**Passage provided**
= = = =

= Gedi, Kutch =

Gedi is a village near Rapar of Kutch district of Gujarat, India.

==Etymology and history==
Gedi appears to be a corruption of Ghritaghadya winch is found in two inscriptions : one near Rav, dated 1271 (Samvat 1323), where it is mentioned as a large district under Maldev, a Viceroy of Arjundev king of Anhilwad Patan; and the other in the inscription on the Malan well). This name would seem to mean the land, ghadya or padya, of butter, ghrit or ghee. The legend is that a merchant of Anhilwad in want of clarified butter, ghee stole it by magic from Malav's warehouse, and afterwards offered the value. This Malav refused as the stolen butter had been replaced by means of Malav's magic ring. On being assured that butter had been filched, he took the money, and with it built the temple, the well, and the pond.

= = = =

**Written request 1**
Copy out everything in the entries from the very first line down through the line that contains "x-tick-label: 2016 bbox=[1112, 790, 1154, 811]", with both of those lines included.

= = = =

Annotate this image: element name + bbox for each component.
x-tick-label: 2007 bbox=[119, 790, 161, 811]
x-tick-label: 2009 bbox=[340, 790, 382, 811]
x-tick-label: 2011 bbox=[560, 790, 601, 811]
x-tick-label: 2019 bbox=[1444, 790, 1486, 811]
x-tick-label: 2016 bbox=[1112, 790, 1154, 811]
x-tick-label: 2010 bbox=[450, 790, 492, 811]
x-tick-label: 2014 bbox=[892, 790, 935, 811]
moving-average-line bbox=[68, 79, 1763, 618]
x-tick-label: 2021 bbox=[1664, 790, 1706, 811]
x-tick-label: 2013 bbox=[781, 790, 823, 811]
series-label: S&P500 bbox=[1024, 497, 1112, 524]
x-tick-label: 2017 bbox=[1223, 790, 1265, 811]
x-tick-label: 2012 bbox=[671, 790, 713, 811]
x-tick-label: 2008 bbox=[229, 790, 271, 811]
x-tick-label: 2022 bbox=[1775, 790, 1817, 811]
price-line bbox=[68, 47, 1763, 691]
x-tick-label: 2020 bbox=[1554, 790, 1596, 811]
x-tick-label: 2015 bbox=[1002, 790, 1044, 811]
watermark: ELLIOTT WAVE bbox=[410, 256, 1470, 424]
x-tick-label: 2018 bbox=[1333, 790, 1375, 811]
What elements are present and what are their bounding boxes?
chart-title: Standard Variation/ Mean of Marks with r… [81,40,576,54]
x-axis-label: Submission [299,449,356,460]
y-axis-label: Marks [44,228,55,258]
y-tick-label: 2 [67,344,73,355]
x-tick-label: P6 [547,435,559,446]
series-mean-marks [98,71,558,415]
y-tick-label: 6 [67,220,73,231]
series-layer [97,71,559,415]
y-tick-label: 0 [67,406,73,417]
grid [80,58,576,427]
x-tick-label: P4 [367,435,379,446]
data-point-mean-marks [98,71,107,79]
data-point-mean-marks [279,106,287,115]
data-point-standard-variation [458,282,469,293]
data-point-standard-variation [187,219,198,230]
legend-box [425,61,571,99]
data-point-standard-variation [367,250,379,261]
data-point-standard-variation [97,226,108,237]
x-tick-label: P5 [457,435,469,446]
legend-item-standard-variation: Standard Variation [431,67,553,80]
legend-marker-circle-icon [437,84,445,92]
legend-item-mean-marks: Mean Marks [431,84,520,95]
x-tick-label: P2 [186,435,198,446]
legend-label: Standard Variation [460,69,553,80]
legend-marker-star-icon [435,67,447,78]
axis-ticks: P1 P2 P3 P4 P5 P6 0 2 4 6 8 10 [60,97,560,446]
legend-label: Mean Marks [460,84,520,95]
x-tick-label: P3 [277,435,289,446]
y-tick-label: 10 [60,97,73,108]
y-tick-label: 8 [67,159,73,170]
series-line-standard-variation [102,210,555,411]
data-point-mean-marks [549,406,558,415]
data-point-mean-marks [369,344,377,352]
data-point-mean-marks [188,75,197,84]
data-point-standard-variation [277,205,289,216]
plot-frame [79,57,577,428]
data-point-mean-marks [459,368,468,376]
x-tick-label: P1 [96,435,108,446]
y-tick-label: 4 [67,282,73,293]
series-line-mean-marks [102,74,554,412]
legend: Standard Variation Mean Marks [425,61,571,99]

= = = =

**Written request 2**
Write out the whole text about Gedi, Kutch again, word for word.

**Right answer 1**
Annotate this image: element name + bbox for each component.
x-tick-label: 2007 bbox=[119, 790, 161, 811]
x-tick-label: 2009 bbox=[340, 790, 382, 811]
x-tick-label: 2011 bbox=[560, 790, 601, 811]
x-tick-label: 2019 bbox=[1444, 790, 1486, 811]
x-tick-label: 2016 bbox=[1112, 790, 1154, 811]

**Right answer 2**
= Gedi, Kutch =

Gedi is a village near Rapar of Kutch district of Gujarat, India.

==Etymology and history==
Gedi appears to be a corruption of Ghritaghadya winch is found in two inscriptions : one near Rav, dated 1271 (Samvat 1323), where it is mentioned as a large district under Maldev, a Viceroy of Arjundev king of Anhilwad Patan; and the other in the inscription on the Malan well). This name would seem to mean the land, ghadya or padya, of butter, ghrit or ghee. The legend is that a merchant of Anhilwad in want of clarified butter, ghee stole it by magic from Malav's warehouse, and afterwards offered the value. This Malav refused as the stolen butter had been replaced by means of Malav's magic ring. On being assured that butter had been filched, he took the money, and with it built the temple, the well, and the pond.